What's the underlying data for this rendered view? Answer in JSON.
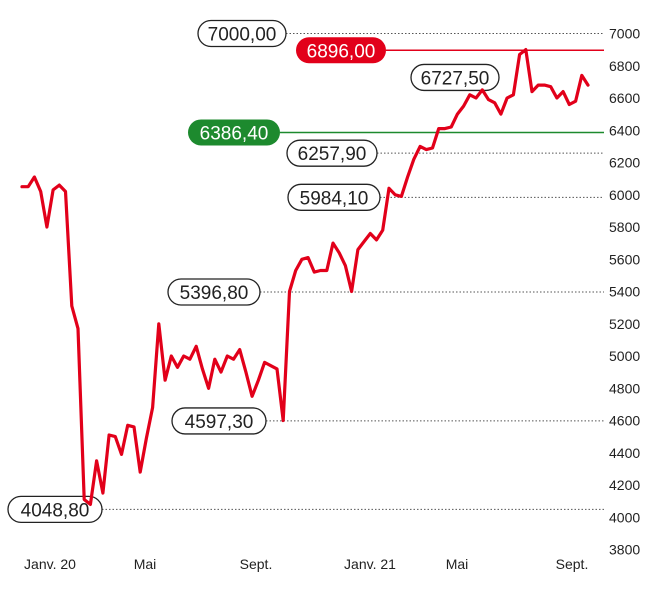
{
  "chart_data": {
    "type": "line",
    "title": "",
    "xlabel": "",
    "ylabel": "",
    "x_ticks": [
      "Janv. 20",
      "Mai",
      "Sept.",
      "Janv. 21",
      "Mai",
      "Sept."
    ],
    "y_ticks": [
      3800,
      4000,
      4200,
      4400,
      4600,
      4800,
      5000,
      5200,
      5400,
      5600,
      5800,
      6000,
      6200,
      6400,
      6600,
      6800,
      7000
    ],
    "ylim": [
      3800,
      7000
    ],
    "grid": false,
    "series": [
      {
        "color": "#e2001a",
        "values": [
          6050,
          6050,
          6110,
          6020,
          5800,
          6030,
          6060,
          6020,
          5310,
          5170,
          4110,
          4080,
          4350,
          4150,
          4510,
          4500,
          4390,
          4570,
          4560,
          4280,
          4490,
          4680,
          5200,
          4850,
          5000,
          4930,
          5000,
          4980,
          5060,
          4920,
          4800,
          4980,
          4900,
          5000,
          4980,
          5040,
          4900,
          4750,
          4850,
          4960,
          4940,
          4920,
          4600,
          5400,
          5530,
          5600,
          5610,
          5520,
          5530,
          5530,
          5700,
          5640,
          5560,
          5400,
          5660,
          5710,
          5760,
          5720,
          5780,
          6040,
          6000,
          5990,
          6110,
          6220,
          6300,
          6280,
          6290,
          6410,
          6410,
          6420,
          6500,
          6550,
          6620,
          6600,
          6650,
          6590,
          6570,
          6500,
          6600,
          6620,
          6870,
          6900,
          6640,
          6680,
          6680,
          6670,
          6600,
          6640,
          6560,
          6580,
          6740,
          6680
        ]
      }
    ],
    "annotations": [
      {
        "label": "7000,00",
        "value": 7000,
        "kind": "ref"
      },
      {
        "label": "6896,00",
        "value": 6896,
        "kind": "high"
      },
      {
        "label": "6727,50",
        "value": 6727.5,
        "kind": "point"
      },
      {
        "label": "6386,40",
        "value": 6386.4,
        "kind": "level"
      },
      {
        "label": "6257,90",
        "value": 6257.9,
        "kind": "ref"
      },
      {
        "label": "5984,10",
        "value": 5984.1,
        "kind": "ref"
      },
      {
        "label": "5396,80",
        "value": 5396.8,
        "kind": "ref"
      },
      {
        "label": "4597,30",
        "value": 4597.3,
        "kind": "ref"
      },
      {
        "label": "4048,80",
        "value": 4048.8,
        "kind": "ref"
      }
    ],
    "colors": {
      "line": "#e2001a",
      "high": "#e2001a",
      "level": "#1d8a2e",
      "text": "#222222"
    }
  }
}
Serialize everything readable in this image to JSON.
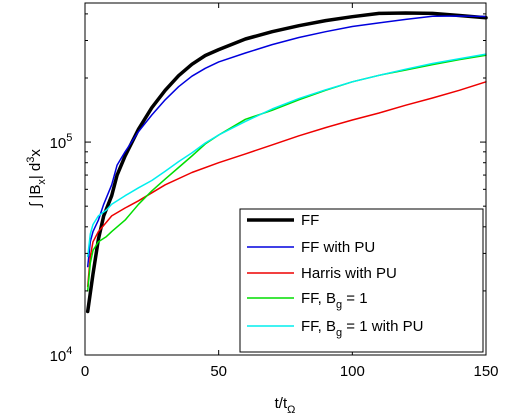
{
  "chart_data": {
    "type": "line",
    "title": "",
    "xlabel": "t/t",
    "xlabel_subscript": "Ω",
    "ylabel": "∫ |B",
    "ylabel_subscript": "x",
    "ylabel_tail": "| d",
    "ylabel_superscript": "3",
    "ylabel_end": "x",
    "xlim": [
      0,
      150
    ],
    "ylim": [
      10000,
      450000
    ],
    "yscale": "log",
    "grid": false,
    "legend_position": "bottom-right",
    "x_ticks": [
      {
        "value": 0,
        "label": "0"
      },
      {
        "value": 50,
        "label": "50"
      },
      {
        "value": 100,
        "label": "100"
      },
      {
        "value": 150,
        "label": "150"
      }
    ],
    "y_ticks": [
      {
        "value": 10000,
        "base": "10",
        "exp": "4"
      },
      {
        "value": 100000,
        "base": "10",
        "exp": "5"
      }
    ],
    "series": [
      {
        "name": "FF",
        "color": "#000000",
        "width": 3.5,
        "x": [
          1,
          3,
          5,
          7,
          10,
          12,
          15,
          20,
          25,
          30,
          35,
          40,
          45,
          50,
          60,
          70,
          80,
          90,
          100,
          110,
          120,
          130,
          140,
          150
        ],
        "y": [
          16000,
          24000,
          35000,
          45000,
          56000,
          70000,
          86000,
          115000,
          145000,
          175000,
          205000,
          232000,
          255000,
          272000,
          305000,
          330000,
          352000,
          372000,
          388000,
          402000,
          404000,
          402000,
          393000,
          384000
        ]
      },
      {
        "name": "FF with PU",
        "color": "#0000dd",
        "width": 1.5,
        "x": [
          1,
          2,
          3,
          5,
          7,
          10,
          12,
          15,
          20,
          25,
          30,
          35,
          40,
          45,
          50,
          60,
          70,
          80,
          90,
          100,
          110,
          120,
          130,
          140,
          150
        ],
        "y": [
          26000,
          34000,
          38000,
          43000,
          51000,
          63000,
          78000,
          90000,
          112000,
          134000,
          158000,
          182000,
          204000,
          222000,
          238000,
          262000,
          287000,
          310000,
          330000,
          349000,
          363000,
          377000,
          390000,
          391000,
          389000
        ]
      },
      {
        "name": "Harris with PU",
        "color": "#ee0000",
        "width": 1.5,
        "x": [
          1,
          2,
          3,
          5,
          8,
          10,
          15,
          20,
          30,
          40,
          50,
          60,
          70,
          80,
          90,
          100,
          110,
          120,
          130,
          140,
          150
        ],
        "y": [
          21000,
          29000,
          34000,
          38000,
          42000,
          45000,
          49000,
          53000,
          63000,
          72000,
          80000,
          88000,
          97000,
          107000,
          117000,
          127000,
          137000,
          149000,
          161000,
          175000,
          192000
        ]
      },
      {
        "name": "FF, B = 1",
        "name_prefix": "FF, B",
        "name_subscript": "g",
        "name_suffix": " = 1",
        "color": "#00dd00",
        "width": 1.5,
        "x": [
          1,
          2,
          3,
          5,
          8,
          10,
          15,
          20,
          25,
          30,
          35,
          40,
          45,
          50,
          60,
          70,
          80,
          90,
          100,
          110,
          120,
          130,
          140,
          150
        ],
        "y": [
          20000,
          27000,
          31000,
          34000,
          36000,
          38000,
          43000,
          51000,
          59000,
          67000,
          76000,
          86000,
          98000,
          108000,
          128000,
          141000,
          158000,
          175000,
          192000,
          206000,
          218000,
          231000,
          244000,
          256000
        ]
      },
      {
        "name": "FF, B = 1 with PU",
        "name_prefix": "FF, B",
        "name_subscript": "g",
        "name_suffix": " = 1 with PU",
        "color": "#00eeee",
        "width": 1.5,
        "x": [
          1,
          2,
          3,
          5,
          8,
          10,
          15,
          20,
          25,
          30,
          35,
          40,
          45,
          50,
          60,
          70,
          80,
          90,
          100,
          110,
          120,
          130,
          140,
          150
        ],
        "y": [
          29000,
          37000,
          41000,
          45000,
          48000,
          51000,
          56000,
          61000,
          66000,
          73000,
          81000,
          89000,
          99000,
          108000,
          125000,
          143000,
          160000,
          176000,
          192000,
          206000,
          220000,
          234000,
          246000,
          259000
        ]
      }
    ]
  }
}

__________________________________________________

Task →
Output every entry verbatim. Pictures do not belong in the copy.

Finished task →
What's the underlying data for this rendered view? Answer in JSON.
{
  "chart_data": {
    "type": "line",
    "title": "",
    "xlabel": "",
    "ylabel": "",
    "x_ticks": [
      "Janv. 20",
      "Mai",
      "Sept.",
      "Janv. 21",
      "Mai",
      "Sept."
    ],
    "y_ticks": [
      3800,
      4000,
      4200,
      4400,
      4600,
      4800,
      5000,
      5200,
      5400,
      5600,
      5800,
      6000,
      6200,
      6400,
      6600,
      6800,
      7000
    ],
    "ylim": [
      3800,
      7000
    ],
    "grid": false,
    "series": [
      {
        "color": "#e2001a",
        "values": [
          6050,
          6050,
          6110,
          6020,
          5800,
          6030,
          6060,
          6020,
          5310,
          5170,
          4110,
          4080,
          4350,
          4150,
          4510,
          4500,
          4390,
          4570,
          4560,
          4280,
          4490,
          4680,
          5200,
          4850,
          5000,
          4930,
          5000,
          4980,
          5060,
          4920,
          4800,
          4980,
          4900,
          5000,
          4980,
          5040,
          4900,
          4750,
          4850,
          4960,
          4940,
          4920,
          4600,
          5400,
          5530,
          5600,
          5610,
          5520,
          5530,
          5530,
          5700,
          5640,
          5560,
          5400,
          5660,
          5710,
          5760,
          5720,
          5780,
          6040,
          6000,
          5990,
          6110,
          6220,
          6300,
          6280,
          6290,
          6410,
          6410,
          6420,
          6500,
          6550,
          6620,
          6600,
          6650,
          6590,
          6570,
          6500,
          6600,
          6620,
          6870,
          6900,
          6640,
          6680,
          6680,
          6670,
          6600,
          6640,
          6560,
          6580,
          6740,
          6680
        ]
      }
    ],
    "annotations": [
      {
        "label": "7000,00",
        "value": 7000,
        "kind": "ref"
      },
      {
        "label": "6896,00",
        "value": 6896,
        "kind": "high"
      },
      {
        "label": "6727,50",
        "value": 6727.5,
        "kind": "point"
      },
      {
        "label": "6386,40",
        "value": 6386.4,
        "kind": "level"
      },
      {
        "label": "6257,90",
        "value": 6257.9,
        "kind": "ref"
      },
      {
        "label": "5984,10",
        "value": 5984.1,
        "kind": "ref"
      },
      {
        "label": "5396,80",
        "value": 5396.8,
        "kind": "ref"
      },
      {
        "label": "4597,30",
        "value": 4597.3,
        "kind": "ref"
      },
      {
        "label": "4048,80",
        "value": 4048.8,
        "kind": "ref"
      }
    ],
    "colors": {
      "line": "#e2001a",
      "high": "#e2001a",
      "level": "#1d8a2e",
      "text": "#222222"
    }
  }
}
Serialize everything readable in this image to JSON.
{
  "chart_data": {
    "type": "line",
    "title": "",
    "xlabel": "t/t",
    "xlabel_subscript": "Ω",
    "ylabel": "∫ |B",
    "ylabel_subscript": "x",
    "ylabel_tail": "| d",
    "ylabel_superscript": "3",
    "ylabel_end": "x",
    "xlim": [
      0,
      150
    ],
    "ylim": [
      10000,
      450000
    ],
    "yscale": "log",
    "grid": false,
    "legend_position": "bottom-right",
    "x_ticks": [
      {
        "value": 0,
        "label": "0"
      },
      {
        "value": 50,
        "label": "50"
      },
      {
        "value": 100,
        "label": "100"
      },
      {
        "value": 150,
        "label": "150"
      }
    ],
    "y_ticks": [
      {
        "value": 10000,
        "base": "10",
        "exp": "4"
      },
      {
        "value": 100000,
        "base": "10",
        "exp": "5"
      }
    ],
    "series": [
      {
        "name": "FF",
        "color": "#000000",
        "width": 3.5,
        "x": [
          1,
          3,
          5,
          7,
          10,
          12,
          15,
          20,
          25,
          30,
          35,
          40,
          45,
          50,
          60,
          70,
          80,
          90,
          100,
          110,
          120,
          130,
          140,
          150
        ],
        "y": [
          16000,
          24000,
          35000,
          45000,
          56000,
          70000,
          86000,
          115000,
          145000,
          175000,
          205000,
          232000,
          255000,
          272000,
          305000,
          330000,
          352000,
          372000,
          388000,
          402000,
          404000,
          402000,
          393000,
          384000
        ]
      },
      {
        "name": "FF with PU",
        "color": "#0000dd",
        "width": 1.5,
        "x": [
          1,
          2,
          3,
          5,
          7,
          10,
          12,
          15,
          20,
          25,
          30,
          35,
          40,
          45,
          50,
          60,
          70,
          80,
          90,
          100,
          110,
          120,
          130,
          140,
          150
        ],
        "y": [
          26000,
          34000,
          38000,
          43000,
          51000,
          63000,
          78000,
          90000,
          112000,
          134000,
          158000,
          182000,
          204000,
          222000,
          238000,
          262000,
          287000,
          310000,
          330000,
          349000,
          363000,
          377000,
          390000,
          391000,
          389000
        ]
      },
      {
        "name": "Harris with PU",
        "color": "#ee0000",
        "width": 1.5,
        "x": [
          1,
          2,
          3,
          5,
          8,
          10,
          15,
          20,
          30,
          40,
          50,
          60,
          70,
          80,
          90,
          100,
          110,
          120,
          130,
          140,
          150
        ],
        "y": [
          21000,
          29000,
          34000,
          38000,
          42000,
          45000,
          49000,
          53000,
          63000,
          72000,
          80000,
          88000,
          97000,
          107000,
          117000,
          127000,
          137000,
          149000,
          161000,
          175000,
          192000
        ]
      },
      {
        "name": "FF, B = 1",
        "name_prefix": "FF, B",
        "name_subscript": "g",
        "name_suffix": " = 1",
        "color": "#00dd00",
        "width": 1.5,
        "x": [
          1,
          2,
          3,
          5,
          8,
          10,
          15,
          20,
          25,
          30,
          35,
          40,
          45,
          50,
          60,
          70,
          80,
          90,
          100,
          110,
          120,
          130,
          140,
          150
        ],
        "y": [
          20000,
          27000,
          31000,
          34000,
          36000,
          38000,
          43000,
          51000,
          59000,
          67000,
          76000,
          86000,
          98000,
          108000,
          128000,
          141000,
          158000,
          175000,
          192000,
          206000,
          218000,
          231000,
          244000,
          256000
        ]
      },
      {
        "name": "FF, B = 1 with PU",
        "name_prefix": "FF, B",
        "name_subscript": "g",
        "name_suffix": " = 1 with PU",
        "color": "#00eeee",
        "width": 1.5,
        "x": [
          1,
          2,
          3,
          5,
          8,
          10,
          15,
          20,
          25,
          30,
          35,
          40,
          45,
          50,
          60,
          70,
          80,
          90,
          100,
          110,
          120,
          130,
          140,
          150
        ],
        "y": [
          29000,
          37000,
          41000,
          45000,
          48000,
          51000,
          56000,
          61000,
          66000,
          73000,
          81000,
          89000,
          99000,
          108000,
          125000,
          143000,
          160000,
          176000,
          192000,
          206000,
          220000,
          234000,
          246000,
          259000
        ]
      }
    ]
  }
}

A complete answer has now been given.